──────── STORED DATA

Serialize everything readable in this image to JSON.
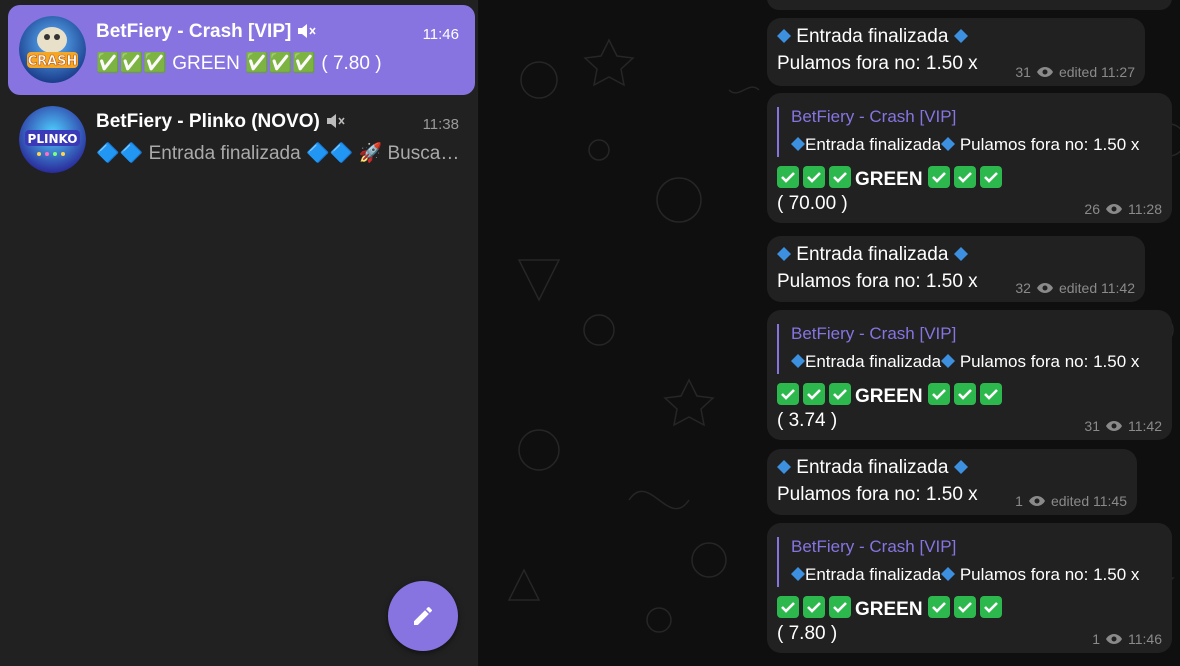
{
  "chats": [
    {
      "title": "BetFiery - Crash [VIP]",
      "time": "11:46",
      "preview": "✅✅✅ GREEN ✅✅✅ ( 7.80 )",
      "avatar_text": "CRASH",
      "active": true
    },
    {
      "title": "BetFiery - Plinko (NOVO)",
      "time": "11:38",
      "preview": "🔷🔷 Entrada finalizada 🔷🔷 🚀 Buscando...",
      "avatar_text": "PLINKO",
      "active": false
    }
  ],
  "messages": [
    {
      "type": "simple",
      "line1": "Entrada finalizada",
      "line2": "Pulamos fora no: 1.50 x",
      "views": "31",
      "edited": "edited 11:27"
    },
    {
      "type": "reply",
      "reply_name": "BetFiery - Crash [VIP]",
      "reply_text1": "Entrada finalizada",
      "reply_text2": "Pulamos fora no: 1.50 x",
      "green": "GREEN",
      "value": "( 70.00 )",
      "views": "26",
      "time": "11:28"
    },
    {
      "type": "simple",
      "line1": "Entrada finalizada",
      "line2": "Pulamos fora no: 1.50 x",
      "views": "32",
      "edited": "edited 11:42"
    },
    {
      "type": "reply",
      "reply_name": "BetFiery - Crash [VIP]",
      "reply_text1": "Entrada finalizada",
      "reply_text2": "Pulamos fora no: 1.50 x",
      "green": "GREEN",
      "value": "( 3.74 )",
      "views": "31",
      "time": "11:42"
    },
    {
      "type": "simple",
      "line1": "Entrada finalizada",
      "line2": "Pulamos fora no: 1.50 x",
      "views": "1",
      "edited": "edited 11:45"
    },
    {
      "type": "reply",
      "reply_name": "BetFiery - Crash [VIP]",
      "reply_text1": "Entrada finalizada",
      "reply_text2": "Pulamos fora no: 1.50 x",
      "green": "GREEN",
      "value": "( 7.80 )",
      "views": "1",
      "time": "11:46"
    }
  ],
  "colors": {
    "accent": "#8774e1",
    "bubble": "#212121",
    "sidebar": "#212121",
    "check": "#2db84d",
    "diamond": "#3d8fe0"
  },
  "icons": {
    "mute": "muted-speaker-icon",
    "compose": "pencil-icon",
    "views": "eye-icon",
    "diamond": "blue-diamond-icon",
    "check": "green-check-icon"
  }
}
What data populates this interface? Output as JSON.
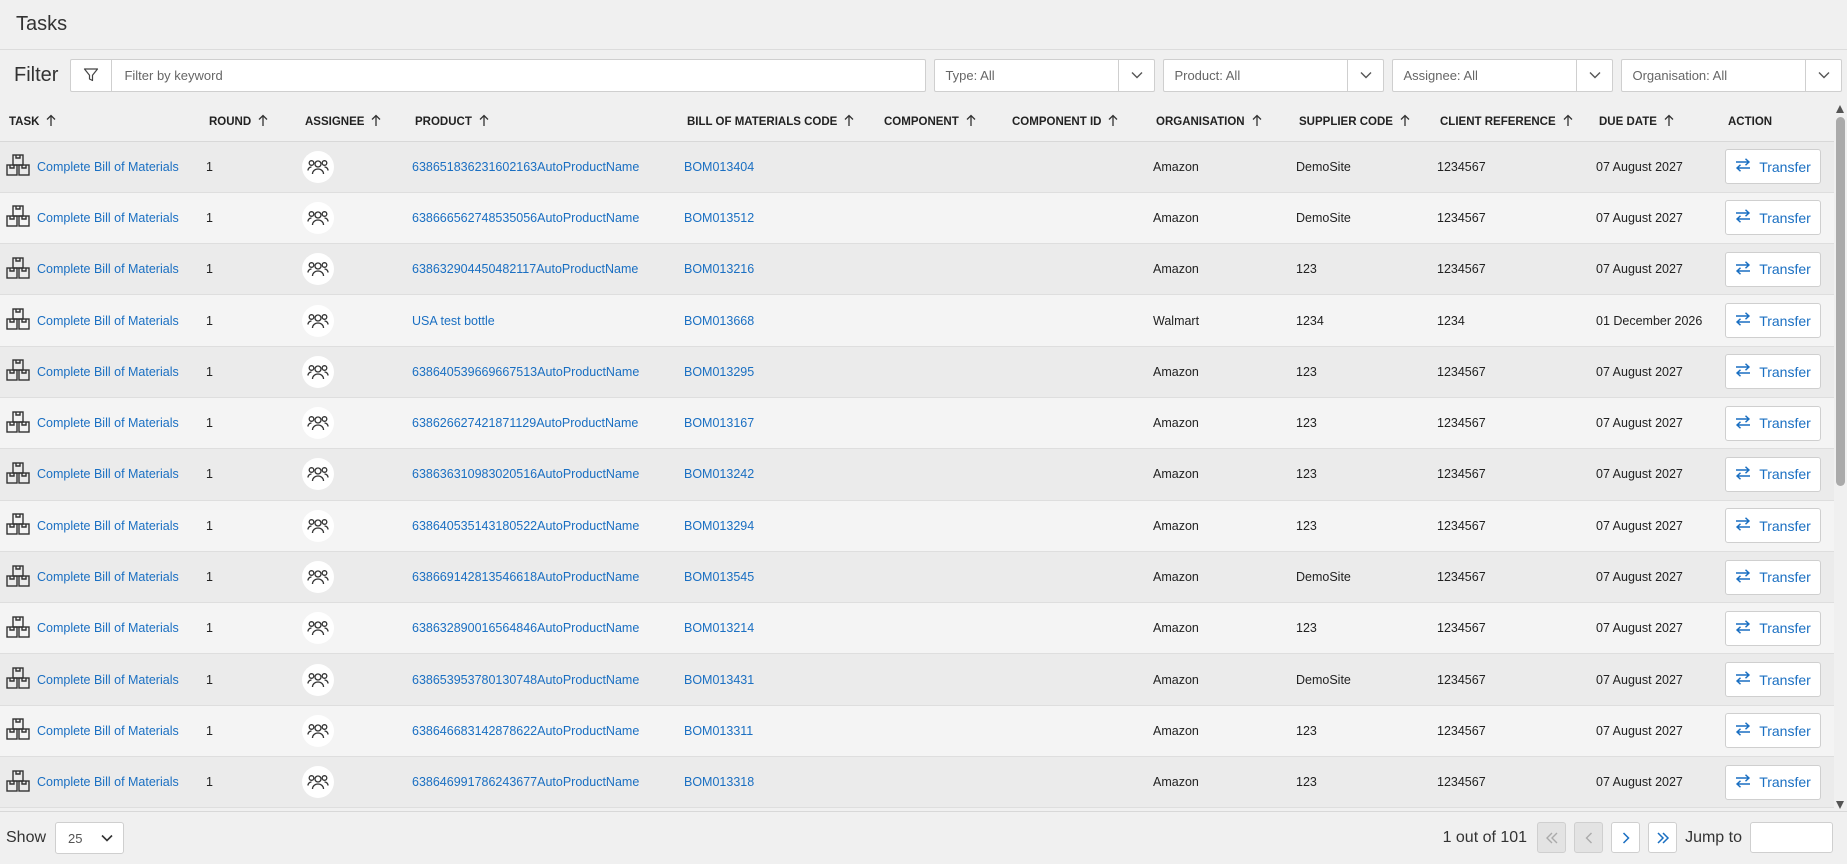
{
  "header": {
    "title": "Tasks"
  },
  "filter": {
    "label": "Filter",
    "keyword_placeholder": "Filter by keyword",
    "type": "Type: All",
    "product": "Product: All",
    "assignee": "Assignee: All",
    "organisation": "Organisation: All"
  },
  "table": {
    "columns": [
      "TASK",
      "ROUND",
      "ASSIGNEE",
      "PRODUCT",
      "BILL OF MATERIALS CODE",
      "COMPONENT",
      "COMPONENT ID",
      "ORGANISATION",
      "SUPPLIER CODE",
      "CLIENT REFERENCE",
      "DUE DATE",
      "ACTION"
    ],
    "action_label": "Transfer",
    "rows": [
      {
        "task": "Complete Bill of Materials",
        "round": "1",
        "product": "638651836231602163AutoProductName",
        "bom": "BOM013404",
        "component": "",
        "component_id": "",
        "organisation": "Amazon",
        "supplier": "DemoSite",
        "client_ref": "1234567",
        "due": "07 August 2027"
      },
      {
        "task": "Complete Bill of Materials",
        "round": "1",
        "product": "638666562748535056AutoProductName",
        "bom": "BOM013512",
        "component": "",
        "component_id": "",
        "organisation": "Amazon",
        "supplier": "DemoSite",
        "client_ref": "1234567",
        "due": "07 August 2027"
      },
      {
        "task": "Complete Bill of Materials",
        "round": "1",
        "product": "638632904450482117AutoProductName",
        "bom": "BOM013216",
        "component": "",
        "component_id": "",
        "organisation": "Amazon",
        "supplier": "123",
        "client_ref": "1234567",
        "due": "07 August 2027"
      },
      {
        "task": "Complete Bill of Materials",
        "round": "1",
        "product": "USA test bottle",
        "bom": "BOM013668",
        "component": "",
        "component_id": "",
        "organisation": "Walmart",
        "supplier": "1234",
        "client_ref": "1234",
        "due": "01 December 2026"
      },
      {
        "task": "Complete Bill of Materials",
        "round": "1",
        "product": "638640539669667513AutoProductName",
        "bom": "BOM013295",
        "component": "",
        "component_id": "",
        "organisation": "Amazon",
        "supplier": "123",
        "client_ref": "1234567",
        "due": "07 August 2027"
      },
      {
        "task": "Complete Bill of Materials",
        "round": "1",
        "product": "638626627421871129AutoProductName",
        "bom": "BOM013167",
        "component": "",
        "component_id": "",
        "organisation": "Amazon",
        "supplier": "123",
        "client_ref": "1234567",
        "due": "07 August 2027"
      },
      {
        "task": "Complete Bill of Materials",
        "round": "1",
        "product": "638636310983020516AutoProductName",
        "bom": "BOM013242",
        "component": "",
        "component_id": "",
        "organisation": "Amazon",
        "supplier": "123",
        "client_ref": "1234567",
        "due": "07 August 2027"
      },
      {
        "task": "Complete Bill of Materials",
        "round": "1",
        "product": "638640535143180522AutoProductName",
        "bom": "BOM013294",
        "component": "",
        "component_id": "",
        "organisation": "Amazon",
        "supplier": "123",
        "client_ref": "1234567",
        "due": "07 August 2027"
      },
      {
        "task": "Complete Bill of Materials",
        "round": "1",
        "product": "638669142813546618AutoProductName",
        "bom": "BOM013545",
        "component": "",
        "component_id": "",
        "organisation": "Amazon",
        "supplier": "DemoSite",
        "client_ref": "1234567",
        "due": "07 August 2027"
      },
      {
        "task": "Complete Bill of Materials",
        "round": "1",
        "product": "638632890016564846AutoProductName",
        "bom": "BOM013214",
        "component": "",
        "component_id": "",
        "organisation": "Amazon",
        "supplier": "123",
        "client_ref": "1234567",
        "due": "07 August 2027"
      },
      {
        "task": "Complete Bill of Materials",
        "round": "1",
        "product": "638653953780130748AutoProductName",
        "bom": "BOM013431",
        "component": "",
        "component_id": "",
        "organisation": "Amazon",
        "supplier": "DemoSite",
        "client_ref": "1234567",
        "due": "07 August 2027"
      },
      {
        "task": "Complete Bill of Materials",
        "round": "1",
        "product": "638646683142878622AutoProductName",
        "bom": "BOM013311",
        "component": "",
        "component_id": "",
        "organisation": "Amazon",
        "supplier": "123",
        "client_ref": "1234567",
        "due": "07 August 2027"
      },
      {
        "task": "Complete Bill of Materials",
        "round": "1",
        "product": "638646991786243677AutoProductName",
        "bom": "BOM013318",
        "component": "",
        "component_id": "",
        "organisation": "Amazon",
        "supplier": "123",
        "client_ref": "1234567",
        "due": "07 August 2027"
      }
    ]
  },
  "footer": {
    "show_label": "Show",
    "page_size": "25",
    "page_info": "1 out of 101",
    "jump_label": "Jump to"
  },
  "colors": {
    "link": "#1a6fc2",
    "row_odd": "#ebebeb",
    "row_even": "#f4f4f4"
  }
}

────────────────

▸ **EXERCISE DETAILS**
Make an exact copy of the whole listing, but don't bring over any pictures.

▸ **WRITTEN REPLY**
Serialize everything readable in this image to JSON.
{
  "chats": [
    {
      "title": "BetFiery - Crash [VIP]",
      "time": "11:46",
      "preview": "✅✅✅ GREEN ✅✅✅ ( 7.80 )",
      "avatar_text": "CRASH",
      "active": true
    },
    {
      "title": "BetFiery - Plinko (NOVO)",
      "time": "11:38",
      "preview": "🔷🔷 Entrada finalizada 🔷🔷 🚀 Buscando...",
      "avatar_text": "PLINKO",
      "active": false
    }
  ],
  "messages": [
    {
      "type": "simple",
      "line1": "Entrada finalizada",
      "line2": "Pulamos fora no: 1.50 x",
      "views": "31",
      "edited": "edited 11:27"
    },
    {
      "type": "reply",
      "reply_name": "BetFiery - Crash [VIP]",
      "reply_text1": "Entrada finalizada",
      "reply_text2": "Pulamos fora no: 1.50 x",
      "green": "GREEN",
      "value": "( 70.00 )",
      "views": "26",
      "time": "11:28"
    },
    {
      "type": "simple",
      "line1": "Entrada finalizada",
      "line2": "Pulamos fora no: 1.50 x",
      "views": "32",
      "edited": "edited 11:42"
    },
    {
      "type": "reply",
      "reply_name": "BetFiery - Crash [VIP]",
      "reply_text1": "Entrada finalizada",
      "reply_text2": "Pulamos fora no: 1.50 x",
      "green": "GREEN",
      "value": "( 3.74 )",
      "views": "31",
      "time": "11:42"
    },
    {
      "type": "simple",
      "line1": "Entrada finalizada",
      "line2": "Pulamos fora no: 1.50 x",
      "views": "1",
      "edited": "edited 11:45"
    },
    {
      "type": "reply",
      "reply_name": "BetFiery - Crash [VIP]",
      "reply_text1": "Entrada finalizada",
      "reply_text2": "Pulamos fora no: 1.50 x",
      "green": "GREEN",
      "value": "( 7.80 )",
      "views": "1",
      "time": "11:46"
    }
  ],
  "colors": {
    "accent": "#8774e1",
    "bubble": "#212121",
    "sidebar": "#212121",
    "check": "#2db84d",
    "diamond": "#3d8fe0"
  },
  "icons": {
    "mute": "muted-speaker-icon",
    "compose": "pencil-icon",
    "views": "eye-icon",
    "diamond": "blue-diamond-icon",
    "check": "green-check-icon"
  }
}
What data populates this interface? Output as JSON.
{
  "header": {
    "title": "Tasks"
  },
  "filter": {
    "label": "Filter",
    "keyword_placeholder": "Filter by keyword",
    "type": "Type: All",
    "product": "Product: All",
    "assignee": "Assignee: All",
    "organisation": "Organisation: All"
  },
  "table": {
    "columns": [
      "TASK",
      "ROUND",
      "ASSIGNEE",
      "PRODUCT",
      "BILL OF MATERIALS CODE",
      "COMPONENT",
      "COMPONENT ID",
      "ORGANISATION",
      "SUPPLIER CODE",
      "CLIENT REFERENCE",
      "DUE DATE",
      "ACTION"
    ],
    "action_label": "Transfer",
    "rows": [
      {
        "task": "Complete Bill of Materials",
        "round": "1",
        "product": "638651836231602163AutoProductName",
        "bom": "BOM013404",
        "component": "",
        "component_id": "",
        "organisation": "Amazon",
        "supplier": "DemoSite",
        "client_ref": "1234567",
        "due": "07 August 2027"
      },
      {
        "task": "Complete Bill of Materials",
        "round": "1",
        "product": "638666562748535056AutoProductName",
        "bom": "BOM013512",
        "component": "",
        "component_id": "",
        "organisation": "Amazon",
        "supplier": "DemoSite",
        "client_ref": "1234567",
        "due": "07 August 2027"
      },
      {
        "task": "Complete Bill of Materials",
        "round": "1",
        "product": "638632904450482117AutoProductName",
        "bom": "BOM013216",
        "component": "",
        "component_id": "",
        "organisation": "Amazon",
        "supplier": "123",
        "client_ref": "1234567",
        "due": "07 August 2027"
      },
      {
        "task": "Complete Bill of Materials",
        "round": "1",
        "product": "USA test bottle",
        "bom": "BOM013668",
        "component": "",
        "component_id": "",
        "organisation": "Walmart",
        "supplier": "1234",
        "client_ref": "1234",
        "due": "01 December 2026"
      },
      {
        "task": "Complete Bill of Materials",
        "round": "1",
        "product": "638640539669667513AutoProductName",
        "bom": "BOM013295",
        "component": "",
        "component_id": "",
        "organisation": "Amazon",
        "supplier": "123",
        "client_ref": "1234567",
        "due": "07 August 2027"
      },
      {
        "task": "Complete Bill of Materials",
        "round": "1",
        "product": "638626627421871129AutoProductName",
        "bom": "BOM013167",
        "component": "",
        "component_id": "",
        "organisation": "Amazon",
        "supplier": "123",
        "client_ref": "1234567",
        "due": "07 August 2027"
      },
      {
        "task": "Complete Bill of Materials",
        "round": "1",
        "product": "638636310983020516AutoProductName",
        "bom": "BOM013242",
        "component": "",
        "component_id": "",
        "organisation": "Amazon",
        "supplier": "123",
        "client_ref": "1234567",
        "due": "07 August 2027"
      },
      {
        "task": "Complete Bill of Materials",
        "round": "1",
        "product": "638640535143180522AutoProductName",
        "bom": "BOM013294",
        "component": "",
        "component_id": "",
        "organisation": "Amazon",
        "supplier": "123",
        "client_ref": "1234567",
        "due": "07 August 2027"
      },
      {
        "task": "Complete Bill of Materials",
        "round": "1",
        "product": "638669142813546618AutoProductName",
        "bom": "BOM013545",
        "component": "",
        "component_id": "",
        "organisation": "Amazon",
        "supplier": "DemoSite",
        "client_ref": "1234567",
        "due": "07 August 2027"
      },
      {
        "task": "Complete Bill of Materials",
        "round": "1",
        "product": "638632890016564846AutoProductName",
        "bom": "BOM013214",
        "component": "",
        "component_id": "",
        "organisation": "Amazon",
        "supplier": "123",
        "client_ref": "1234567",
        "due": "07 August 2027"
      },
      {
        "task": "Complete Bill of Materials",
        "round": "1",
        "product": "638653953780130748AutoProductName",
        "bom": "BOM013431",
        "component": "",
        "component_id": "",
        "organisation": "Amazon",
        "supplier": "DemoSite",
        "client_ref": "1234567",
        "due": "07 August 2027"
      },
      {
        "task": "Complete Bill of Materials",
        "round": "1",
        "product": "638646683142878622AutoProductName",
        "bom": "BOM013311",
        "component": "",
        "component_id": "",
        "organisation": "Amazon",
        "supplier": "123",
        "client_ref": "1234567",
        "due": "07 August 2027"
      },
      {
        "task": "Complete Bill of Materials",
        "round": "1",
        "product": "638646991786243677AutoProductName",
        "bom": "BOM013318",
        "component": "",
        "component_id": "",
        "organisation": "Amazon",
        "supplier": "123",
        "client_ref": "1234567",
        "due": "07 August 2027"
      }
    ]
  },
  "footer": {
    "show_label": "Show",
    "page_size": "25",
    "page_info": "1 out of 101",
    "jump_label": "Jump to"
  },
  "colors": {
    "link": "#1a6fc2",
    "row_odd": "#ebebeb",
    "row_even": "#f4f4f4"
  }
}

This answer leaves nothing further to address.